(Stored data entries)
--- Start ---

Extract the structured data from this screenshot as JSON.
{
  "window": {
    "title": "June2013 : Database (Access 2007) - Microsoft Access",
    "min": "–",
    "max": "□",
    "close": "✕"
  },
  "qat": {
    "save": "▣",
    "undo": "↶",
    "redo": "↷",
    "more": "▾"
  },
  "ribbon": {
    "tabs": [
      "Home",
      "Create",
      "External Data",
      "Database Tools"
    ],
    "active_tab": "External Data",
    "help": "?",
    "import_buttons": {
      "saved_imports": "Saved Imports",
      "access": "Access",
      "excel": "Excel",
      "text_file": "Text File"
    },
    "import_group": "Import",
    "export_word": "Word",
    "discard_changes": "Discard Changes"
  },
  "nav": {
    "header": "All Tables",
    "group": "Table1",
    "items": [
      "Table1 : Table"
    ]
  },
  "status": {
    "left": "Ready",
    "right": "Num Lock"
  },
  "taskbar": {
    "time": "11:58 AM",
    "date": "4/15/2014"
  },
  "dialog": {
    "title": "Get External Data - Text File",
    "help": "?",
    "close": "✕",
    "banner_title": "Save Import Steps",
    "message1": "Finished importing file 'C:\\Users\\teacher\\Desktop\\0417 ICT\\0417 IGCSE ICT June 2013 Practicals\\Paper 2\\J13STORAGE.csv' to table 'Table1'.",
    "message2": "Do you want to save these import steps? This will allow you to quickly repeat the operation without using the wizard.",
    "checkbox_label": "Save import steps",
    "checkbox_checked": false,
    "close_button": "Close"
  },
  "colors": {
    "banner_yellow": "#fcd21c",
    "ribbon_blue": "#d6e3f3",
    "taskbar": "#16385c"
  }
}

--- End ---

*Work to do:*
Reproduce the data in full, exactly as presented.

*Solution:*
Extract the structured data from this screenshot as JSON.
{
  "window": {
    "title": "June2013 : Database (Access 2007) - Microsoft Access",
    "min": "–",
    "max": "□",
    "close": "✕"
  },
  "qat": {
    "save": "▣",
    "undo": "↶",
    "redo": "↷",
    "more": "▾"
  },
  "ribbon": {
    "tabs": [
      "Home",
      "Create",
      "External Data",
      "Database Tools"
    ],
    "active_tab": "External Data",
    "help": "?",
    "import_buttons": {
      "saved_imports": "Saved Imports",
      "access": "Access",
      "excel": "Excel",
      "text_file": "Text File"
    },
    "import_group": "Import",
    "export_word": "Word",
    "discard_changes": "Discard Changes"
  },
  "nav": {
    "header": "All Tables",
    "group": "Table1",
    "items": [
      "Table1 : Table"
    ]
  },
  "status": {
    "left": "Ready",
    "right": "Num Lock"
  },
  "taskbar": {
    "time": "11:58 AM",
    "date": "4/15/2014"
  },
  "dialog": {
    "title": "Get External Data - Text File",
    "help": "?",
    "close": "✕",
    "banner_title": "Save Import Steps",
    "message1": "Finished importing file 'C:\\Users\\teacher\\Desktop\\0417 ICT\\0417 IGCSE ICT June 2013 Practicals\\Paper 2\\J13STORAGE.csv' to table 'Table1'.",
    "message2": "Do you want to save these import steps? This will allow you to quickly repeat the operation without using the wizard.",
    "checkbox_label": "Save import steps",
    "checkbox_checked": false,
    "close_button": "Close"
  },
  "colors": {
    "banner_yellow": "#fcd21c",
    "ribbon_blue": "#d6e3f3",
    "taskbar": "#16385c"
  }
}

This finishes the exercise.